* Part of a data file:
○ ○ ○ ○ ○ ○ ○

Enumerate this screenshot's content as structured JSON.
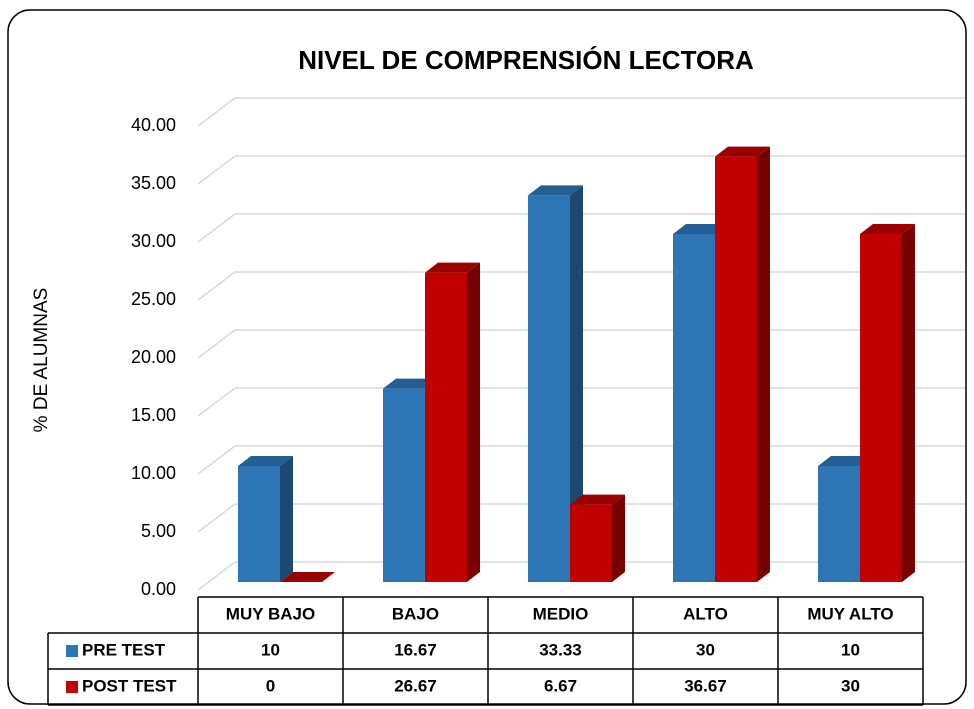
{
  "chart_data": {
    "type": "bar3d",
    "title": "NIVEL DE COMPRENSIÓN LECTORA",
    "y_label": "% DE ALUMNAS",
    "categories": [
      "MUY BAJO",
      "BAJO",
      "MEDIO",
      "ALTO",
      "MUY ALTO"
    ],
    "series": [
      {
        "name": "PRE TEST",
        "color": "#2e75b6",
        "values": [
          10,
          16.67,
          33.33,
          30,
          10
        ]
      },
      {
        "name": "POST TEST",
        "color": "#c00000",
        "values": [
          0,
          26.67,
          6.67,
          36.67,
          30
        ]
      }
    ],
    "ylim": [
      0,
      40
    ],
    "yticks": [
      {
        "value": 0,
        "label": "0.00"
      },
      {
        "value": 5,
        "label": "5.00"
      },
      {
        "value": 10,
        "label": "10.00"
      },
      {
        "value": 15,
        "label": "15.00"
      },
      {
        "value": 20,
        "label": "20.00"
      },
      {
        "value": 25,
        "label": "25.00"
      },
      {
        "value": 30,
        "label": "30.00"
      },
      {
        "value": 35,
        "label": "35.00"
      },
      {
        "value": 40,
        "label": "40.00"
      }
    ],
    "grid": true,
    "data_table": true
  }
}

○ ○ ○ ○ ○ ○ ○

* SET PROBLEM:
Reproduce every line exactly and omit all pictures.

* ANSWER FOR THIS EXERCISE:
Enumerate this screenshot's content as structured JSON.
{
  "chart_data": {
    "type": "bar3d",
    "title": "NIVEL DE COMPRENSIÓN LECTORA",
    "y_label": "% DE ALUMNAS",
    "categories": [
      "MUY BAJO",
      "BAJO",
      "MEDIO",
      "ALTO",
      "MUY ALTO"
    ],
    "series": [
      {
        "name": "PRE TEST",
        "color": "#2e75b6",
        "values": [
          10,
          16.67,
          33.33,
          30,
          10
        ]
      },
      {
        "name": "POST TEST",
        "color": "#c00000",
        "values": [
          0,
          26.67,
          6.67,
          36.67,
          30
        ]
      }
    ],
    "ylim": [
      0,
      40
    ],
    "yticks": [
      {
        "value": 0,
        "label": "0.00"
      },
      {
        "value": 5,
        "label": "5.00"
      },
      {
        "value": 10,
        "label": "10.00"
      },
      {
        "value": 15,
        "label": "15.00"
      },
      {
        "value": 20,
        "label": "20.00"
      },
      {
        "value": 25,
        "label": "25.00"
      },
      {
        "value": 30,
        "label": "30.00"
      },
      {
        "value": 35,
        "label": "35.00"
      },
      {
        "value": 40,
        "label": "40.00"
      }
    ],
    "grid": true,
    "data_table": true
  }
}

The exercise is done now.